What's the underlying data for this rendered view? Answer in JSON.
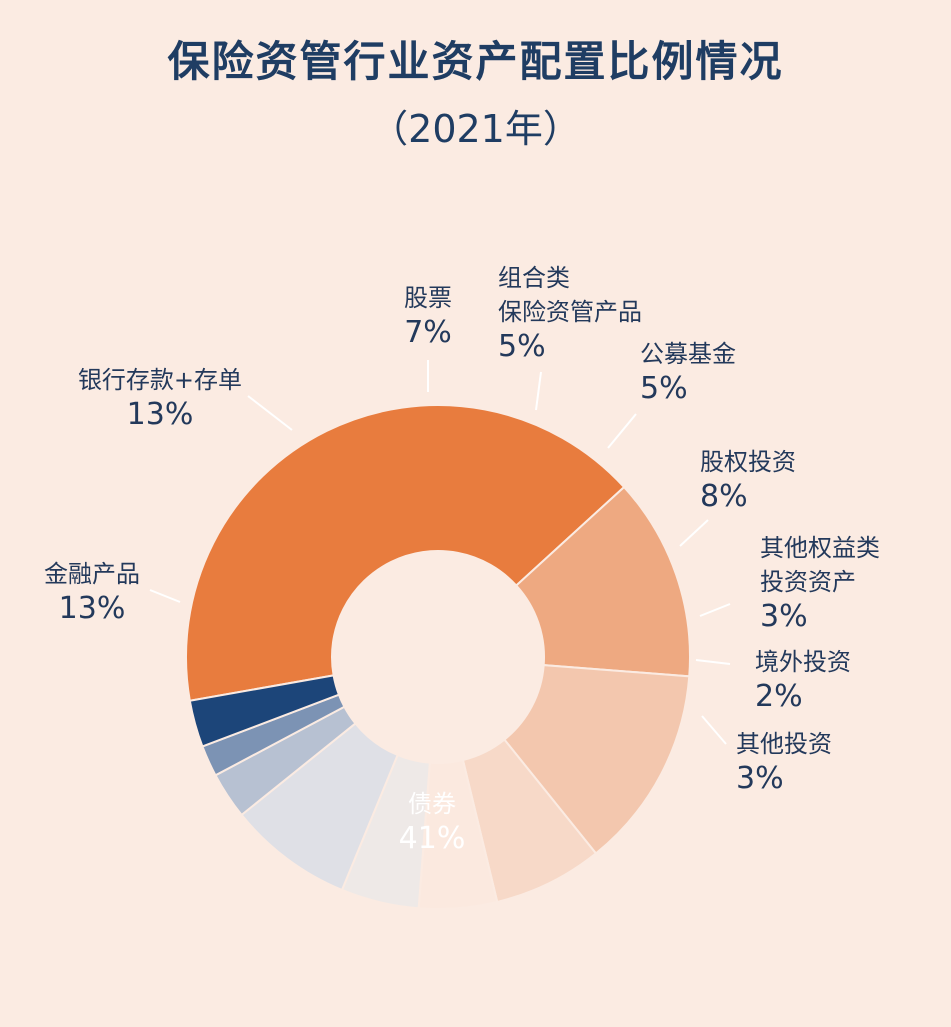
{
  "title": "保险资管行业资产配置比例情况",
  "subtitle": "（2021年）",
  "colors": {
    "background": "#fbebe2",
    "title": "#1f3d63",
    "label": "#23395b"
  },
  "chart_data": {
    "type": "pie",
    "variant": "donut",
    "title": "保险资管行业资产配置比例情况",
    "subtitle": "（2021年）",
    "legend": "none",
    "slices": [
      {
        "label": "债券",
        "value": 41,
        "display": "41%",
        "color": "#e87c3e"
      },
      {
        "label": "金融产品",
        "value": 13,
        "display": "13%",
        "color": "#eea981"
      },
      {
        "label": "银行存款+存单",
        "value": 13,
        "display": "13%",
        "color": "#f3c7ae"
      },
      {
        "label": "股票",
        "value": 7,
        "display": "7%",
        "color": "#f7d9c8"
      },
      {
        "label": "组合类\n保险资管产品",
        "value": 5,
        "display": "5%",
        "color": "#fbe9df"
      },
      {
        "label": "公募基金",
        "value": 5,
        "display": "5%",
        "color": "#eee9e7"
      },
      {
        "label": "股权投资",
        "value": 8,
        "display": "8%",
        "color": "#dfe0e6"
      },
      {
        "label": "其他权益类\n投资资产",
        "value": 3,
        "display": "3%",
        "color": "#b7c1d2"
      },
      {
        "label": "境外投资",
        "value": 2,
        "display": "2%",
        "color": "#7c93b4"
      },
      {
        "label": "其他投资",
        "value": 3,
        "display": "3%",
        "color": "#1c4579"
      }
    ]
  }
}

THE TASK. Extract the full listing exactly, with the pictures left out.

OUTPUT FOR THIS EXERCISE.
What's the underlying data for this rendered view? Answer in JSON.
{
  "title": "保险资管行业资产配置比例情况",
  "subtitle": "（2021年）",
  "colors": {
    "background": "#fbebe2",
    "title": "#1f3d63",
    "label": "#23395b"
  },
  "chart_data": {
    "type": "pie",
    "variant": "donut",
    "title": "保险资管行业资产配置比例情况",
    "subtitle": "（2021年）",
    "legend": "none",
    "slices": [
      {
        "label": "债券",
        "value": 41,
        "display": "41%",
        "color": "#e87c3e"
      },
      {
        "label": "金融产品",
        "value": 13,
        "display": "13%",
        "color": "#eea981"
      },
      {
        "label": "银行存款+存单",
        "value": 13,
        "display": "13%",
        "color": "#f3c7ae"
      },
      {
        "label": "股票",
        "value": 7,
        "display": "7%",
        "color": "#f7d9c8"
      },
      {
        "label": "组合类\n保险资管产品",
        "value": 5,
        "display": "5%",
        "color": "#fbe9df"
      },
      {
        "label": "公募基金",
        "value": 5,
        "display": "5%",
        "color": "#eee9e7"
      },
      {
        "label": "股权投资",
        "value": 8,
        "display": "8%",
        "color": "#dfe0e6"
      },
      {
        "label": "其他权益类\n投资资产",
        "value": 3,
        "display": "3%",
        "color": "#b7c1d2"
      },
      {
        "label": "境外投资",
        "value": 2,
        "display": "2%",
        "color": "#7c93b4"
      },
      {
        "label": "其他投资",
        "value": 3,
        "display": "3%",
        "color": "#1c4579"
      }
    ]
  }
}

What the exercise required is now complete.